**Text passage:**
____

Next: Our Contribution Up: Inducing Interpretable Voting Classifiers Previous: Inducing Interpretable Voting Classifiers

Introduction

Recent advances in the study of voting classification algorithms have brought empirical and theoretical results clearly showing the discrimination power of ensemble classifiers [Bauer Kohavi1999,Breiman1996,Dietterich2000,Opitz Maclin1999,Schapire Singer1998]. These methods basically rely on voting the decision of individual classifiers inside an ensemble. It is widely accepted, and formally proven in certain cases [Schapire et al.1998,Schapire Singer1998], that their power actually relies on the ability to build potentially very large classifiers. It has even been observed experimentally that such an ensemble can sometimes be as large as (or larger than) the data used to build the ensemble [Margineantu Dietterich1997] ! Then, a simple question arises, namely what is the interest a customer can have in using such a classifier, instead of simple lookups in the data, and using algorithms such as nearest neighbor classifiers [Margineantu Dietterich1997] ?
After some of the most remarkable recent studies in voting classification algorithms, some authors have pointed out the interest to bring this classification power to data mining, and more precisely to make interpretability a clear issue in voting classification algorithms [Bauer Kohavi1999,Ridgeway et al.1998]. Some authors go even further, and argue that the importance of interpretability has been marginalized in the design of these algorithms, and put behind the need to devise classifiers with strong classification power [Ridgeway et al.1998]. But interpretability also governs the quality of a model by providing answers to how it is working, and, most importantly, why. According to Bauer $\&$ Kohavi (1999), striving for comprehensibility in voting models is one of the principal problems requiring future investigations. They also remark that ``voting techniques usually result in incomprehensible classifiers that cannot easily be shown to users''.
Comprehensibility is, on the other hand, a hard mining issue [Buja Lee2001] : it depends on parameters such as the type of classifiers used, the algorithm inducing the classifiers, the user mining the outputs, etc. . Though the quantification of interpretability is still opened in the general case [Buja Lee2001], there are some clues coming from theory and practice of machine learning/data mining indicating some potentially interesting requirements and compromises to devise an efficient learning/mining algorithm.
A first requirement for the algorithm is obviously its generalization abilities: without classification strength, it is pointless to search for interesting models of the data. A second requirement, more related to mining, is the size of the classifiers [Nock Gascuel1995,Nock Jappy1998]. If accurate, a classifier with restricted size can lead to faster and deeper understanding. This is obviously not an absolute rule, rather an approximate proxy for interpretability : pathologic cases exist in which, for example, a large and unbalanced tree can be very simple to understand [Buja Lee2001]. Note that in this example, the authors explain that the tree is simple because all its nodes can be described using few clauses. Therefore, simplicity is also associated to a short description, but using a particular class of concept representation.

____

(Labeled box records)
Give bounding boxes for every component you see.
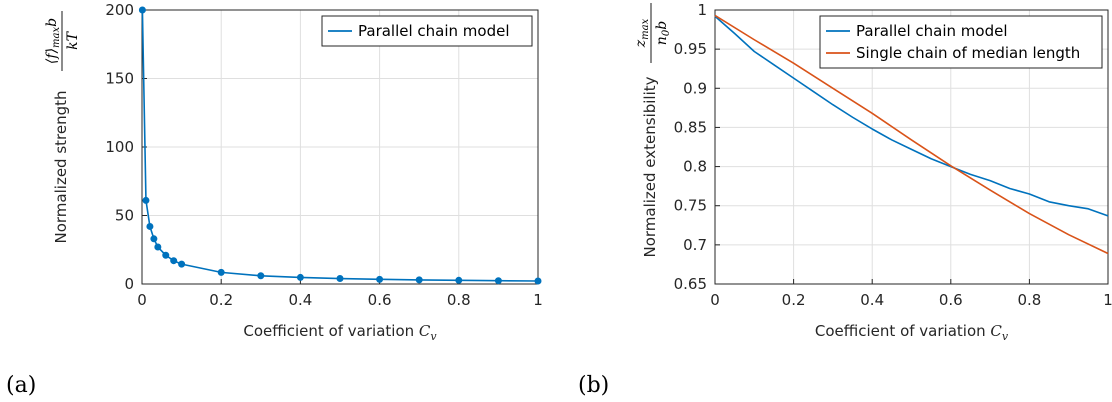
a-series-0-point-8 bbox=[217, 268, 225, 276]
a-series-0-point-12 bbox=[376, 275, 384, 283]
b-ytick-label-2: 0.75 bbox=[674, 197, 707, 215]
a-series-0-point-11 bbox=[336, 275, 344, 283]
b-yaxis-label: Normalized extensibility bbox=[641, 76, 659, 257]
a-ytick-label-3: 150 bbox=[105, 70, 134, 88]
a-ytick-label-4: 200 bbox=[105, 1, 134, 19]
a-yaxis-math-denominator: kT bbox=[65, 30, 81, 49]
a-ytick-label-2: 100 bbox=[105, 138, 134, 156]
a-xtick-label-2: 0.4 bbox=[288, 291, 312, 309]
b-ytick-label-1: 0.7 bbox=[683, 236, 707, 254]
b-ytick-label-4: 0.85 bbox=[674, 118, 707, 136]
b-ytick-label-5: 0.9 bbox=[683, 79, 707, 97]
b-ytick-label-0: 0.65 bbox=[674, 275, 707, 293]
a-series-0-point-15 bbox=[494, 277, 502, 285]
a-series-0-point-13 bbox=[415, 276, 423, 284]
b-yaxis-math-denominator: n0b bbox=[654, 21, 672, 45]
b-ytick-label-3: 0.8 bbox=[683, 158, 707, 176]
a-series-0-point-0 bbox=[138, 6, 146, 14]
b-legend-label-1: Single chain of median length bbox=[856, 44, 1080, 62]
a-legend-box bbox=[321, 15, 533, 47]
panel-b-chart: 0 0.2 0.4 0.6 0.8 1 0.65 0.7 0.75 0.8 0.85 0.9 0.95 1… bbox=[578, 1, 1112, 398]
b-xaxis-label: Coefficient of variation Cv bbox=[815, 322, 1009, 343]
a-series-0-point-1 bbox=[142, 196, 150, 204]
a-series-0-point-5 bbox=[162, 251, 170, 259]
b-series-line-0 bbox=[714, 15, 1109, 217]
b-xtick-label-0: 0 bbox=[710, 291, 720, 309]
b-xtick-label-2: 0.4 bbox=[860, 291, 884, 309]
b-axes-frame bbox=[714, 9, 1109, 285]
a-series-0-point-6 bbox=[170, 257, 178, 265]
b-ytick-label-7: 1 bbox=[697, 1, 707, 19]
a-series-0-point-16 bbox=[534, 277, 542, 285]
a-legend-label-0: Parallel chain model bbox=[358, 22, 510, 40]
b-xtick-label-3: 0.6 bbox=[939, 291, 963, 309]
a-series-0-point-2 bbox=[146, 222, 154, 230]
a-series-0-point-10 bbox=[296, 273, 304, 281]
a-xtick-label-5: 1 bbox=[533, 291, 543, 309]
b-series-line-1 bbox=[714, 14, 1109, 255]
a-xtick-label-0: 0 bbox=[137, 291, 147, 309]
b-xtick-label-4: 0.8 bbox=[1017, 291, 1041, 309]
a-series-0-point-7 bbox=[178, 260, 186, 268]
panel-a-chart: 0 0.2 0.4 0.6 0.8 1 0 50 100 150 200 Parallel chain… bbox=[6, 1, 543, 398]
a-series-0-point-9 bbox=[257, 272, 265, 280]
a-xtick-label-1: 0.2 bbox=[209, 291, 233, 309]
a-ytick-label-1: 50 bbox=[115, 207, 134, 225]
a-panel-label: (a) bbox=[6, 373, 36, 398]
b-legend-label-0: Parallel chain model bbox=[856, 22, 1008, 40]
a-xaxis-label: Coefficient of variation Cv bbox=[243, 322, 437, 343]
a-yaxis-label: Normalized strength bbox=[52, 90, 70, 243]
a-series-0-point-14 bbox=[455, 276, 463, 284]
b-legend-box bbox=[819, 15, 1103, 69]
a-xtick-label-3: 0.6 bbox=[368, 291, 392, 309]
b-xtick-label-5: 1 bbox=[1103, 291, 1112, 309]
a-series-0-point-3 bbox=[150, 235, 158, 243]
a-ytick-label-0: 0 bbox=[124, 275, 134, 293]
a-series-0-point-4 bbox=[154, 243, 162, 251]
a-xtick-label-4: 0.8 bbox=[447, 291, 471, 309]
a-yaxis-math-numerator: ⟨f⟩maxb bbox=[44, 18, 62, 64]
b-yaxis-math-numerator: zmax bbox=[633, 18, 651, 48]
b-panel-label: (b) bbox=[578, 373, 609, 398]
b-ytick-label-6: 0.95 bbox=[674, 40, 707, 58]
b-xtick-label-1: 0.2 bbox=[782, 291, 806, 309]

____

**Actions to take:**
[A] In the voting classifiers introduction, list every source cited in the brackets at the end of its first sentence.
[B] Decide whether each statement agrees with the voting classifiers introduction. Answer yes or no for each, and quote the words that decide it.
(i) An ensemble can sometimes be as large as or larger than the data used to build it.
(ii) Quantifying interpretability has been settled in the general case.
(iii) The size of a classifier is an absolute rule for interpretability.
[C] Reproduce the part of the voting classifiers introduction between "A first requirement" and "of concept representation.", inclusive.

**Solutions below:**
[A] Bauer Kohavi1999; Breiman1996; Dietterich2000; Opitz Maclin1999; Schapire Singer1998

[B]
(i) Yes: "such an ensemble can sometimes be as large as (or larger than) the data used to build the ensemble"
(ii) No: "the quantification of interpretability is still opened in the general case"
(iii) No: "This is obviously not an absolute rule, rather an approximate proxy for interpretability"

[C]
A first requirement for the algorithm is obviously its generalization abilities: without classification strength, it is pointless to search for interesting models of the data. A second requirement, more related to mining, is the size of the classifiers [Nock Gascuel1995,Nock Jappy1998]. If accurate, a classifier with restricted size can lead to faster and deeper understanding. This is obviously not an absolute rule, rather an approximate proxy for interpretability : pathologic cases exist in which, for example, a large and unbalanced tree can be very simple to understand [Buja Lee2001]. Note that in this example, the authors explain that the tree is simple because all its nodes can be described using few clauses. Therefore, simplicity is also associated to a short description, but using a particular class of concept representation.